> [What you need to do] Give the listing again in full, exactly as written.

> [Supplied material]
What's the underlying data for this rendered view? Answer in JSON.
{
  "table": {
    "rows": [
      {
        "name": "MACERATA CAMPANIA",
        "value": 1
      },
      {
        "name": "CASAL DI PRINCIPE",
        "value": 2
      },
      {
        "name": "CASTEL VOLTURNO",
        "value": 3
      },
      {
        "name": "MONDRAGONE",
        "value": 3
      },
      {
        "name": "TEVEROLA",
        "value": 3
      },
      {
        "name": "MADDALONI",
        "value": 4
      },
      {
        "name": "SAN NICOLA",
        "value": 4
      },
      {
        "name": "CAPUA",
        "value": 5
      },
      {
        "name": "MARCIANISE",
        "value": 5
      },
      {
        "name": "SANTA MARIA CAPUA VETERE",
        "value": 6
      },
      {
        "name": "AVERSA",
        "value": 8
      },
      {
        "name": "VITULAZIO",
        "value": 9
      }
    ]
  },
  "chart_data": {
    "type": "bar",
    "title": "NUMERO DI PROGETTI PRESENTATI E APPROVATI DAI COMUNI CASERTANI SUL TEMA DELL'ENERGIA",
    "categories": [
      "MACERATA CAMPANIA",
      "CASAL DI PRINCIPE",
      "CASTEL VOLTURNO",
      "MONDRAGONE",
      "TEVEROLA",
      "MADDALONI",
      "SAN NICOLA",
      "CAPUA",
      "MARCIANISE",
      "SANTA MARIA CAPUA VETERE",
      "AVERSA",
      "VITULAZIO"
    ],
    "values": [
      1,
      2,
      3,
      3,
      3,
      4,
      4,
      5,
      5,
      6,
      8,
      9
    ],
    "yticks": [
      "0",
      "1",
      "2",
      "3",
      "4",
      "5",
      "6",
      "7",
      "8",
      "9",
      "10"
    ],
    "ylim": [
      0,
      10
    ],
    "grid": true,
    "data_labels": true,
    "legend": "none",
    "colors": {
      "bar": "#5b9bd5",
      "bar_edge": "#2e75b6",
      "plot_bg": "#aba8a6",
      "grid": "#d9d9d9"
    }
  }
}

> [Exercise answer]
What's the underlying data for this rendered view? Answer in JSON.
{
  "table": {
    "rows": [
      {
        "name": "MACERATA CAMPANIA",
        "value": 1
      },
      {
        "name": "CASAL DI PRINCIPE",
        "value": 2
      },
      {
        "name": "CASTEL VOLTURNO",
        "value": 3
      },
      {
        "name": "MONDRAGONE",
        "value": 3
      },
      {
        "name": "TEVEROLA",
        "value": 3
      },
      {
        "name": "MADDALONI",
        "value": 4
      },
      {
        "name": "SAN NICOLA",
        "value": 4
      },
      {
        "name": "CAPUA",
        "value": 5
      },
      {
        "name": "MARCIANISE",
        "value": 5
      },
      {
        "name": "SANTA MARIA CAPUA VETERE",
        "value": 6
      },
      {
        "name": "AVERSA",
        "value": 8
      },
      {
        "name": "VITULAZIO",
        "value": 9
      }
    ]
  },
  "chart_data": {
    "type": "bar",
    "title": "NUMERO DI PROGETTI PRESENTATI E APPROVATI DAI COMUNI CASERTANI SUL TEMA DELL'ENERGIA",
    "categories": [
      "MACERATA CAMPANIA",
      "CASAL DI PRINCIPE",
      "CASTEL VOLTURNO",
      "MONDRAGONE",
      "TEVEROLA",
      "MADDALONI",
      "SAN NICOLA",
      "CAPUA",
      "MARCIANISE",
      "SANTA MARIA CAPUA VETERE",
      "AVERSA",
      "VITULAZIO"
    ],
    "values": [
      1,
      2,
      3,
      3,
      3,
      4,
      4,
      5,
      5,
      6,
      8,
      9
    ],
    "yticks": [
      "0",
      "1",
      "2",
      "3",
      "4",
      "5",
      "6",
      "7",
      "8",
      "9",
      "10"
    ],
    "ylim": [
      0,
      10
    ],
    "grid": true,
    "data_labels": true,
    "legend": "none",
    "colors": {
      "bar": "#5b9bd5",
      "bar_edge": "#2e75b6",
      "plot_bg": "#aba8a6",
      "grid": "#d9d9d9"
    }
  }
}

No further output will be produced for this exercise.